Set task:
Wherever a line below holds the word "title", copy that line.

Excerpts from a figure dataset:
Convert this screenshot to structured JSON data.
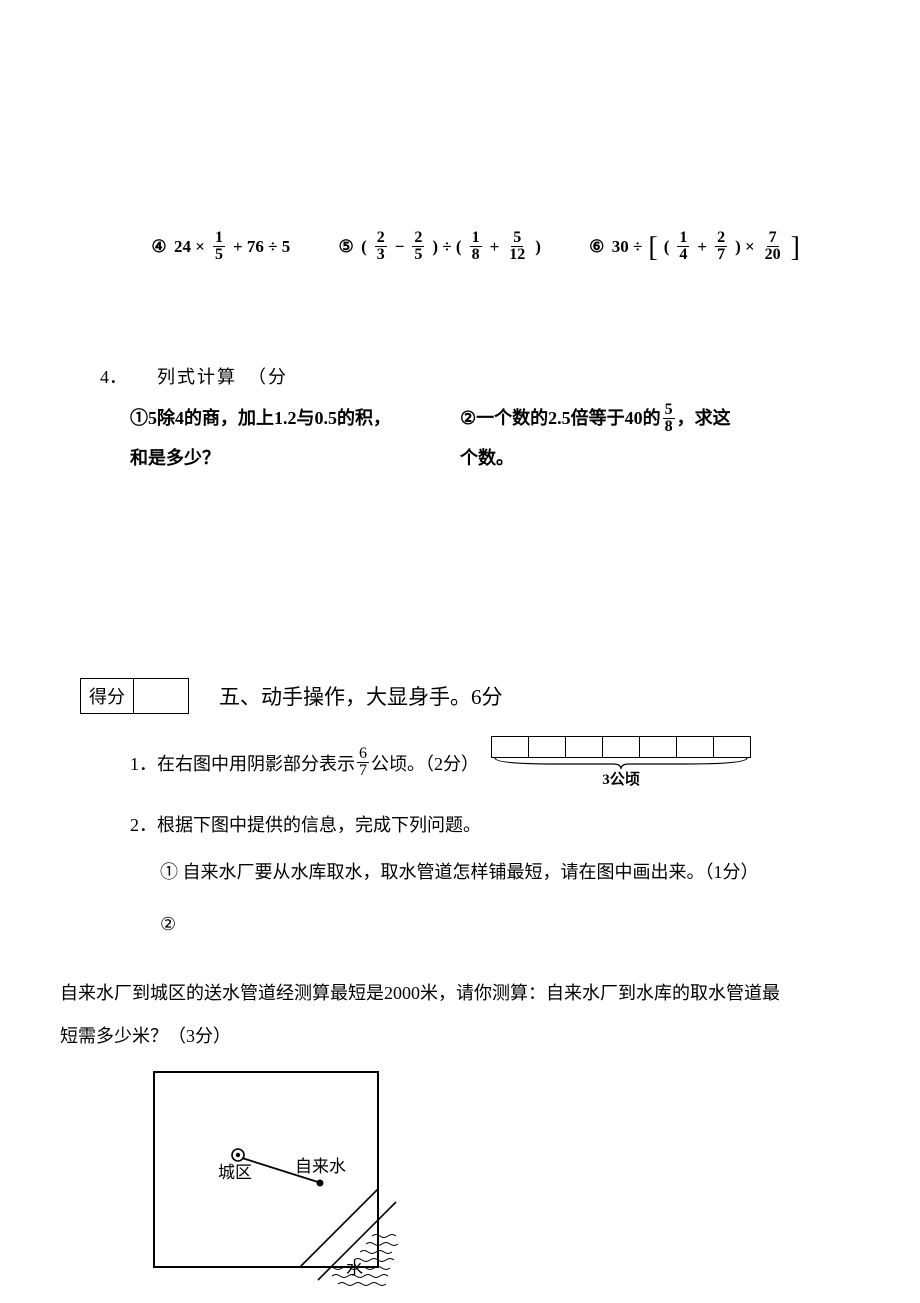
{
  "equations": {
    "e4": {
      "marker": "④",
      "a": "24 ×",
      "f1n": "1",
      "f1d": "5",
      "b": "+ 76 ÷ 5"
    },
    "e5": {
      "marker": "⑤",
      "a": "(",
      "f1n": "2",
      "f1d": "3",
      "m1": "−",
      "f2n": "2",
      "f2d": "5",
      "b": ") ÷ (",
      "f3n": "1",
      "f3d": "8",
      "m2": "+",
      "f4n": "5",
      "f4d": "12",
      "c": ")"
    },
    "e6": {
      "marker": "⑥",
      "a": "30 ÷",
      "b": "(",
      "f1n": "1",
      "f1d": "4",
      "m1": "+",
      "f2n": "2",
      "f2d": "7",
      "c": ") ×",
      "f3n": "7",
      "f3d": "20"
    }
  },
  "q4": {
    "number": "4．",
    "header_partial": "列式计算　（分",
    "left_marker": "①",
    "left_line1": "5除4的商，加上1.2与0.5的积，",
    "left_line2": "和是多少？",
    "right_marker": "②",
    "right_pre": "一个数的2.5倍等于40的",
    "right_fn": "5",
    "right_fd": "8",
    "right_post": "，求这",
    "right_line2": "个数。"
  },
  "section5": {
    "score_label": "得分",
    "title": "五、动手操作，大显身手。6分",
    "q1": {
      "num": "1．",
      "pre": "在右图中用阴影部分表示",
      "fn": "6",
      "fd": "7",
      "post": "公顷。（2分）",
      "bar_cells": 7,
      "bar_label": "3公顷"
    },
    "q2": {
      "num": "2．",
      "text": "根据下图中提供的信息，完成下列问题。",
      "s1_marker": "①",
      "s1_text": "自来水厂要从水库取水，取水管道怎样铺最短，请在图中画出来。（1分）",
      "s2_marker": "②"
    },
    "longtext_a": "自来水厂到城区的送水管道经测算最短是2000米，请你测算：自来水厂到水库的取水管道最",
    "longtext_b": "短需多少米？（3分）",
    "diagram": {
      "city_label": "城区",
      "plant_label": "自来水",
      "water_label": "水"
    }
  }
}
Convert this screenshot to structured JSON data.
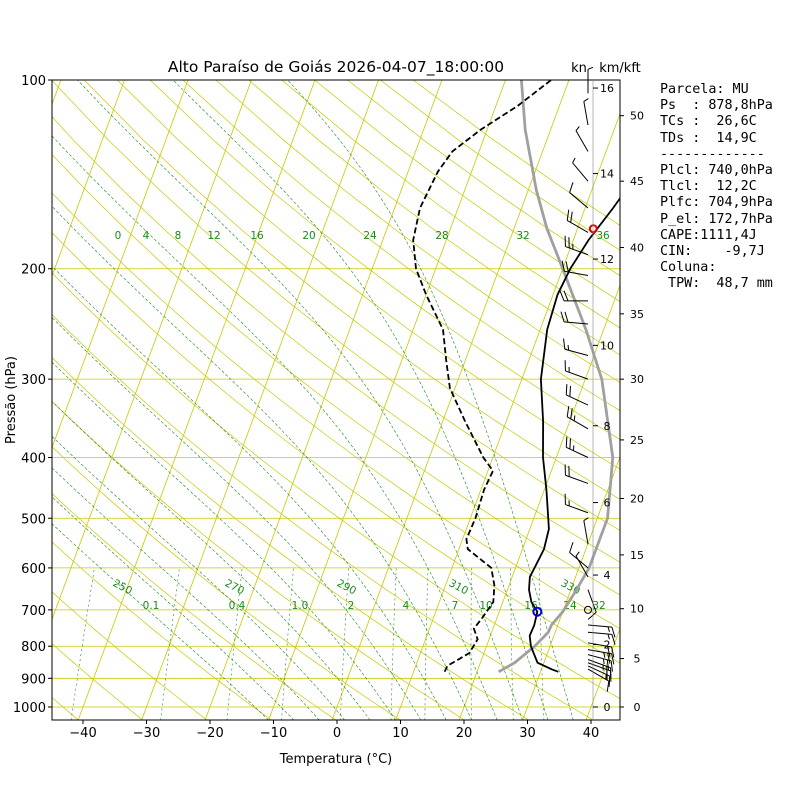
{
  "chart_data": {
    "type": "skew-t",
    "title": "Alto Paraíso de Goiás 2026-04-07_18:00:00",
    "xlabel": "Temperatura (°C)",
    "ylabel": "Pressão (hPa)",
    "xlim": [
      -45,
      45
    ],
    "ylim": [
      1050,
      100
    ],
    "x_ticks": [
      -40,
      -30,
      -20,
      -10,
      0,
      10,
      20,
      30,
      40
    ],
    "p_ticks": [
      100,
      200,
      300,
      400,
      500,
      600,
      700,
      800,
      900,
      1000
    ],
    "wind_units_label": "kn",
    "height_units_label": "km/kft",
    "km_ticks": [
      {
        "label": "0",
        "p": 1000
      },
      {
        "label": "2",
        "p": 795
      },
      {
        "label": "4",
        "p": 616
      },
      {
        "label": "6",
        "p": 472
      },
      {
        "label": "8",
        "p": 356
      },
      {
        "label": "10",
        "p": 265
      },
      {
        "label": "12",
        "p": 193
      },
      {
        "label": "14",
        "p": 141
      },
      {
        "label": "16",
        "p": 103
      }
    ],
    "kft_ticks": [
      {
        "label": "0",
        "p": 1000
      },
      {
        "label": "5",
        "p": 837
      },
      {
        "label": "10",
        "p": 697
      },
      {
        "label": "15",
        "p": 572
      },
      {
        "label": "20",
        "p": 465
      },
      {
        "label": "25",
        "p": 375
      },
      {
        "label": "30",
        "p": 300
      },
      {
        "label": "35",
        "p": 236
      },
      {
        "label": "40",
        "p": 185
      },
      {
        "label": "45",
        "p": 145
      },
      {
        "label": "50",
        "p": 114
      }
    ],
    "temperature_profile": [
      {
        "p": 878.8,
        "t": 32.8
      },
      {
        "p": 870,
        "t": 31.5
      },
      {
        "p": 850,
        "t": 29.0
      },
      {
        "p": 800,
        "t": 27.0
      },
      {
        "p": 770,
        "t": 26.2
      },
      {
        "p": 740,
        "t": 26.3
      },
      {
        "p": 704.9,
        "t": 26.0
      },
      {
        "p": 680,
        "t": 24.5
      },
      {
        "p": 650,
        "t": 23.4
      },
      {
        "p": 620,
        "t": 22.8
      },
      {
        "p": 600,
        "t": 23.0
      },
      {
        "p": 560,
        "t": 23.4
      },
      {
        "p": 520,
        "t": 23.0
      },
      {
        "p": 490,
        "t": 21.9
      },
      {
        "p": 450,
        "t": 20.3
      },
      {
        "p": 400,
        "t": 17.9
      },
      {
        "p": 350,
        "t": 15.8
      },
      {
        "p": 300,
        "t": 13.0
      },
      {
        "p": 250,
        "t": 11.1
      },
      {
        "p": 220,
        "t": 10.7
      },
      {
        "p": 200,
        "t": 11.2
      },
      {
        "p": 180,
        "t": 12.4
      },
      {
        "p": 160,
        "t": 14.4
      },
      {
        "p": 140,
        "t": 16.4
      },
      {
        "p": 120,
        "t": 19.8
      },
      {
        "p": 110,
        "t": 22.8
      },
      {
        "p": 100,
        "t": 27.2
      }
    ],
    "dewpoint_profile": [
      {
        "p": 878.8,
        "t": 14.9
      },
      {
        "p": 860,
        "t": 15.0
      },
      {
        "p": 820,
        "t": 17.7
      },
      {
        "p": 780,
        "t": 18.2
      },
      {
        "p": 750,
        "t": 17.0
      },
      {
        "p": 720,
        "t": 17.7
      },
      {
        "p": 680,
        "t": 18.5
      },
      {
        "p": 640,
        "t": 17.7
      },
      {
        "p": 600,
        "t": 16.2
      },
      {
        "p": 560,
        "t": 11.4
      },
      {
        "p": 540,
        "t": 10.6
      },
      {
        "p": 500,
        "t": 10.8
      },
      {
        "p": 450,
        "t": 10.5
      },
      {
        "p": 420,
        "t": 10.8
      },
      {
        "p": 400,
        "t": 8.5
      },
      {
        "p": 350,
        "t": 3.5
      },
      {
        "p": 310,
        "t": -0.8
      },
      {
        "p": 280,
        "t": -3.0
      },
      {
        "p": 250,
        "t": -5.3
      },
      {
        "p": 220,
        "t": -10.0
      },
      {
        "p": 200,
        "t": -13.1
      },
      {
        "p": 180,
        "t": -15.2
      },
      {
        "p": 160,
        "t": -16.0
      },
      {
        "p": 140,
        "t": -15.3
      },
      {
        "p": 130,
        "t": -14.2
      },
      {
        "p": 120,
        "t": -11.0
      },
      {
        "p": 110,
        "t": -6.6
      },
      {
        "p": 100,
        "t": -2.8
      }
    ],
    "parcel_profile": [
      {
        "p": 878.8,
        "t": 23.4
      },
      {
        "p": 850,
        "t": 25.4
      },
      {
        "p": 800,
        "t": 27.6
      },
      {
        "p": 760,
        "t": 28.9
      },
      {
        "p": 740,
        "t": 29.0
      },
      {
        "p": 704.9,
        "t": 30.0
      },
      {
        "p": 650,
        "t": 30.9
      },
      {
        "p": 600,
        "t": 31.6
      },
      {
        "p": 500,
        "t": 31.6
      },
      {
        "p": 400,
        "t": 28.9
      },
      {
        "p": 300,
        "t": 22.6
      },
      {
        "p": 250,
        "t": 17.2
      },
      {
        "p": 200,
        "t": 10.0
      },
      {
        "p": 172.7,
        "t": 5.2
      },
      {
        "p": 150,
        "t": 1.3
      },
      {
        "p": 120,
        "t": -4.0
      },
      {
        "p": 100,
        "t": -7.5
      }
    ],
    "lfc_marker": {
      "p": 704.9,
      "t": 26.0,
      "color": "#0000ee"
    },
    "el_marker": {
      "p": 172.7,
      "t": 12.5,
      "color": "#dd0000"
    },
    "dry_adiabat_labels": [
      "250",
      "270",
      "290",
      "310",
      "330"
    ],
    "mixing_ratio_labels": [
      "0.1",
      "0.4",
      "1.0",
      "2",
      "4",
      "7",
      "10",
      "16",
      "24",
      "32"
    ],
    "moist_adiabat_labels": [
      "0",
      "4",
      "8",
      "12",
      "16",
      "20",
      "24",
      "28",
      "32",
      "36"
    ],
    "wind_barbs": [
      {
        "p": 870,
        "dir": 120,
        "spd": 10
      },
      {
        "p": 860,
        "dir": 115,
        "spd": 15
      },
      {
        "p": 850,
        "dir": 110,
        "spd": 20
      },
      {
        "p": 840,
        "dir": 110,
        "spd": 25
      },
      {
        "p": 825,
        "dir": 105,
        "spd": 25
      },
      {
        "p": 810,
        "dir": 100,
        "spd": 25
      },
      {
        "p": 790,
        "dir": 100,
        "spd": 20
      },
      {
        "p": 760,
        "dir": 95,
        "spd": 15
      },
      {
        "p": 740,
        "dir": 95,
        "spd": 15
      },
      {
        "p": 700,
        "dir": 0,
        "spd": 0
      },
      {
        "p": 650,
        "dir": 160,
        "spd": 10
      },
      {
        "p": 620,
        "dir": 330,
        "spd": 5
      },
      {
        "p": 600,
        "dir": 310,
        "spd": 10
      },
      {
        "p": 550,
        "dir": 350,
        "spd": 5
      },
      {
        "p": 490,
        "dir": 290,
        "spd": 15
      },
      {
        "p": 440,
        "dir": 290,
        "spd": 20
      },
      {
        "p": 400,
        "dir": 295,
        "spd": 25
      },
      {
        "p": 360,
        "dir": 300,
        "spd": 25
      },
      {
        "p": 330,
        "dir": 295,
        "spd": 20
      },
      {
        "p": 300,
        "dir": 290,
        "spd": 15
      },
      {
        "p": 275,
        "dir": 285,
        "spd": 15
      },
      {
        "p": 245,
        "dir": 275,
        "spd": 20
      },
      {
        "p": 225,
        "dir": 270,
        "spd": 20
      },
      {
        "p": 205,
        "dir": 280,
        "spd": 20
      },
      {
        "p": 190,
        "dir": 290,
        "spd": 25
      },
      {
        "p": 175,
        "dir": 300,
        "spd": 20
      },
      {
        "p": 160,
        "dir": 310,
        "spd": 10
      },
      {
        "p": 145,
        "dir": 320,
        "spd": 5
      },
      {
        "p": 130,
        "dir": 330,
        "spd": 5
      },
      {
        "p": 118,
        "dir": 350,
        "spd": 5
      },
      {
        "p": 105,
        "dir": 0,
        "spd": 5
      }
    ]
  },
  "info_panel": {
    "line1": "Parcela: MU",
    "line2": "Ps  : 878,8hPa",
    "line3": "TCs :  26,6C",
    "line4": "TDs :  14,9C",
    "line5": "-------------",
    "line6": "Plcl: 740,0hPa",
    "line7": "Tlcl:  12,2C",
    "line8": "Plfc: 704,9hPa",
    "line9": "P_el: 172,7hPa",
    "line10": "CAPE:1111,4J",
    "line11": "CIN:    -9,7J",
    "line12": "",
    "line13": "Coluna:",
    "line14": " TPW:  48,7 mm"
  },
  "colors": {
    "temperature": "#000000",
    "dewpoint": "#000000",
    "parcel": "#a0a0a0",
    "isobar": "#c8c800",
    "isotherm": "#c8c800",
    "dry_adiabat": "#c8c800",
    "moist_adiabat": "#1a8a1a",
    "mixing_ratio": "#1a8a1a"
  }
}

Reply to the task:
    "title": "五、动手操作，大显身手。6分",
    "title": "Alto Paraíso de Goiás 2026-04-07_18:00:00",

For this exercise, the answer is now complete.